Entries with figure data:
########################################
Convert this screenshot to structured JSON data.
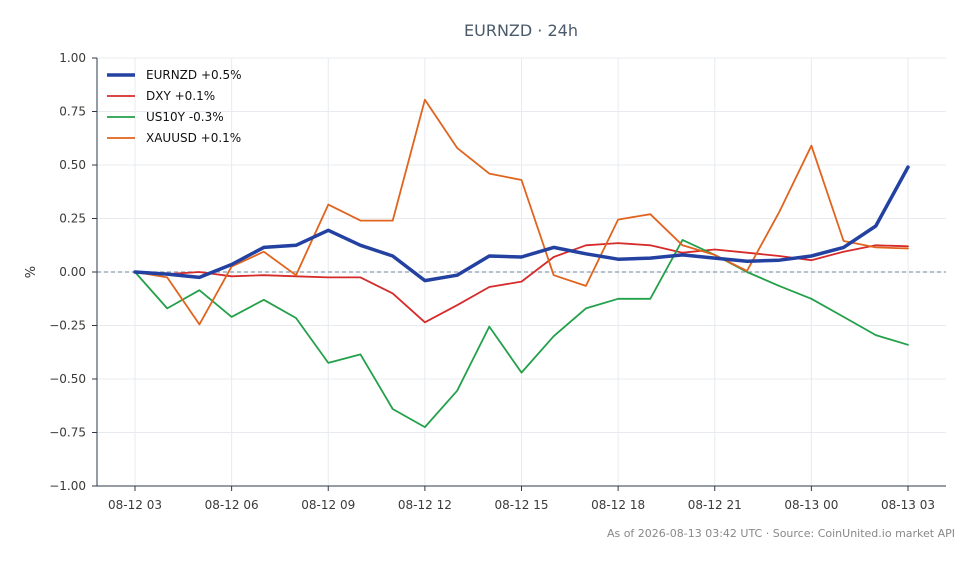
{
  "chart_data": {
    "type": "line",
    "title": "EURNZD · 24h",
    "xlabel": "",
    "ylabel": "%",
    "ylim": [
      -1.0,
      1.0
    ],
    "yticks": [
      1.0,
      0.75,
      0.5,
      0.25,
      0.0,
      -0.25,
      -0.5,
      -0.75,
      -1.0
    ],
    "ytick_labels": [
      "1.00",
      "0.75",
      "0.50",
      "0.25",
      "0.00",
      "−0.25",
      "−0.50",
      "−0.75",
      "−1.00"
    ],
    "x": [
      "08-12 03:00",
      "08-12 04:00",
      "08-12 05:00",
      "08-12 06:00",
      "08-12 07:00",
      "08-12 08:00",
      "08-12 09:00",
      "08-12 10:00",
      "08-12 11:00",
      "08-12 12:00",
      "08-12 13:00",
      "08-12 14:00",
      "08-12 15:00",
      "08-12 16:00",
      "08-12 17:00",
      "08-12 18:00",
      "08-12 19:00",
      "08-12 20:00",
      "08-12 21:00",
      "08-12 22:00",
      "08-12 23:00",
      "08-13 00:00",
      "08-13 01:00",
      "08-13 02:00",
      "08-13 03:00"
    ],
    "xticks": [
      "08-12 03:00",
      "08-12 06:00",
      "08-12 09:00",
      "08-12 12:00",
      "08-12 15:00",
      "08-12 18:00",
      "08-12 21:00",
      "08-13 00:00",
      "08-13 03:00"
    ],
    "xtick_labels": [
      "08-12 03",
      "08-12 06",
      "08-12 09",
      "08-12 12",
      "08-12 15",
      "08-12 18",
      "08-12 21",
      "08-13 00",
      "08-13 03"
    ],
    "series": [
      {
        "name": "EURNZD +0.5%",
        "color": "#2341a0",
        "width": 3.5,
        "values": [
          0.0,
          -0.01,
          -0.025,
          0.035,
          0.115,
          0.125,
          0.195,
          0.125,
          0.075,
          -0.04,
          -0.015,
          0.075,
          0.07,
          0.115,
          0.085,
          0.06,
          0.065,
          0.08,
          0.065,
          0.05,
          0.055,
          0.075,
          0.115,
          0.215,
          0.49
        ]
      },
      {
        "name": "DXY +0.1%",
        "color": "#d62b2b",
        "width": 1.8,
        "values": [
          0.0,
          -0.01,
          0.0,
          -0.02,
          -0.015,
          -0.02,
          -0.025,
          -0.025,
          -0.1,
          -0.235,
          -0.155,
          -0.07,
          -0.045,
          0.07,
          0.125,
          0.135,
          0.125,
          0.09,
          0.105,
          0.09,
          0.075,
          0.055,
          0.095,
          0.125,
          0.12
        ]
      },
      {
        "name": "US10Y -0.3%",
        "color": "#23a04a",
        "width": 1.8,
        "values": [
          0.0,
          -0.17,
          -0.085,
          -0.21,
          -0.13,
          -0.215,
          -0.425,
          -0.385,
          -0.64,
          -0.725,
          -0.555,
          -0.255,
          -0.47,
          -0.3,
          -0.17,
          -0.125,
          -0.125,
          0.15,
          0.08,
          0.0,
          -0.065,
          -0.125,
          -0.21,
          -0.295,
          -0.34
        ]
      },
      {
        "name": "XAUUSD +0.1%",
        "color": "#e0641e",
        "width": 1.8,
        "values": [
          0.0,
          -0.025,
          -0.245,
          0.025,
          0.095,
          -0.015,
          0.315,
          0.24,
          0.24,
          0.805,
          0.58,
          0.46,
          0.43,
          -0.015,
          -0.065,
          0.245,
          0.27,
          0.125,
          0.08,
          0.005,
          0.28,
          0.59,
          0.145,
          0.115,
          0.11
        ]
      }
    ],
    "grid": true,
    "legend_position": "top-left",
    "zero_line": true
  },
  "footer": "As of 2026-08-13 03:42 UTC · Source: CoinUnited.io market API"
}
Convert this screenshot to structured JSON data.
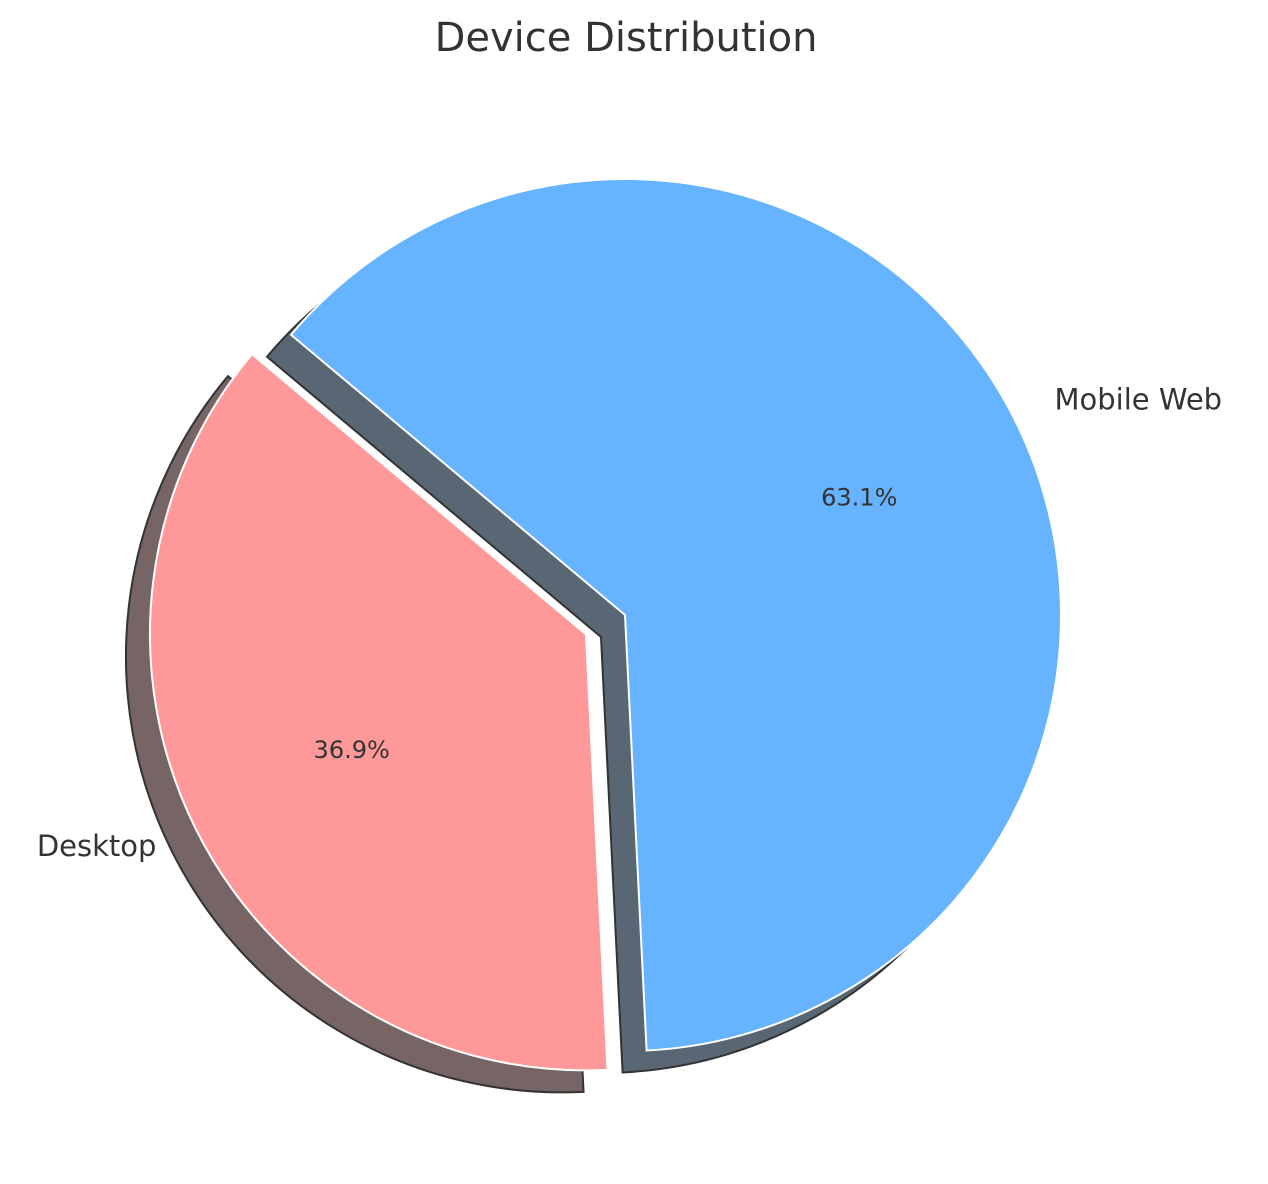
{
  "chart_data": {
    "type": "pie",
    "title": "Device Distribution",
    "categories": [
      "Desktop",
      "Mobile Web"
    ],
    "values": [
      36.9,
      63.1
    ],
    "value_labels": [
      "36.9%",
      "63.1%"
    ],
    "colors": [
      "#ff9999",
      "#66b3ff"
    ],
    "shadow": true
  }
}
########################################
» **WORK REQUIRED**
Your copy should match the entries exactly, minus the pictures.

» **FINISHED TASK**
Convert this screenshot to structured JSON data.
{
  "chart_data": {
    "type": "line",
    "title": "EURNZD · 24h",
    "xlabel": "",
    "ylabel": "%",
    "ylim": [
      -1.0,
      1.0
    ],
    "yticks": [
      1.0,
      0.75,
      0.5,
      0.25,
      0.0,
      -0.25,
      -0.5,
      -0.75,
      -1.0
    ],
    "ytick_labels": [
      "1.00",
      "0.75",
      "0.50",
      "0.25",
      "0.00",
      "−0.25",
      "−0.50",
      "−0.75",
      "−1.00"
    ],
    "x": [
      "08-12 03:00",
      "08-12 04:00",
      "08-12 05:00",
      "08-12 06:00",
      "08-12 07:00",
      "08-12 08:00",
      "08-12 09:00",
      "08-12 10:00",
      "08-12 11:00",
      "08-12 12:00",
      "08-12 13:00",
      "08-12 14:00",
      "08-12 15:00",
      "08-12 16:00",
      "08-12 17:00",
      "08-12 18:00",
      "08-12 19:00",
      "08-12 20:00",
      "08-12 21:00",
      "08-12 22:00",
      "08-12 23:00",
      "08-13 00:00",
      "08-13 01:00",
      "08-13 02:00",
      "08-13 03:00"
    ],
    "xticks": [
      "08-12 03:00",
      "08-12 06:00",
      "08-12 09:00",
      "08-12 12:00",
      "08-12 15:00",
      "08-12 18:00",
      "08-12 21:00",
      "08-13 00:00",
      "08-13 03:00"
    ],
    "xtick_labels": [
      "08-12 03",
      "08-12 06",
      "08-12 09",
      "08-12 12",
      "08-12 15",
      "08-12 18",
      "08-12 21",
      "08-13 00",
      "08-13 03"
    ],
    "series": [
      {
        "name": "EURNZD +0.5%",
        "color": "#2341a0",
        "width": 3.5,
        "values": [
          0.0,
          -0.01,
          -0.025,
          0.035,
          0.115,
          0.125,
          0.195,
          0.125,
          0.075,
          -0.04,
          -0.015,
          0.075,
          0.07,
          0.115,
          0.085,
          0.06,
          0.065,
          0.08,
          0.065,
          0.05,
          0.055,
          0.075,
          0.115,
          0.215,
          0.49
        ]
      },
      {
        "name": "DXY +0.1%",
        "color": "#d62b2b",
        "width": 1.8,
        "values": [
          0.0,
          -0.01,
          0.0,
          -0.02,
          -0.015,
          -0.02,
          -0.025,
          -0.025,
          -0.1,
          -0.235,
          -0.155,
          -0.07,
          -0.045,
          0.07,
          0.125,
          0.135,
          0.125,
          0.09,
          0.105,
          0.09,
          0.075,
          0.055,
          0.095,
          0.125,
          0.12
        ]
      },
      {
        "name": "US10Y -0.3%",
        "color": "#23a04a",
        "width": 1.8,
        "values": [
          0.0,
          -0.17,
          -0.085,
          -0.21,
          -0.13,
          -0.215,
          -0.425,
          -0.385,
          -0.64,
          -0.725,
          -0.555,
          -0.255,
          -0.47,
          -0.3,
          -0.17,
          -0.125,
          -0.125,
          0.15,
          0.08,
          0.0,
          -0.065,
          -0.125,
          -0.21,
          -0.295,
          -0.34
        ]
      },
      {
        "name": "XAUUSD +0.1%",
        "color": "#e0641e",
        "width": 1.8,
        "values": [
          0.0,
          -0.025,
          -0.245,
          0.025,
          0.095,
          -0.015,
          0.315,
          0.24,
          0.24,
          0.805,
          0.58,
          0.46,
          0.43,
          -0.015,
          -0.065,
          0.245,
          0.27,
          0.125,
          0.08,
          0.005,
          0.28,
          0.59,
          0.145,
          0.115,
          0.11
        ]
      }
    ],
    "grid": true,
    "legend_position": "top-left",
    "zero_line": true
  },
  "footer": "As of 2026-08-13 03:42 UTC · Source: CoinUnited.io market API"
}
Convert this screenshot to structured JSON data.
{
  "chart_data": {
    "type": "pie",
    "title": "Device Distribution",
    "categories": [
      "Desktop",
      "Mobile Web"
    ],
    "values": [
      36.9,
      63.1
    ],
    "value_labels": [
      "36.9%",
      "63.1%"
    ],
    "colors": [
      "#ff9999",
      "#66b3ff"
    ],
    "shadow": true
  }
}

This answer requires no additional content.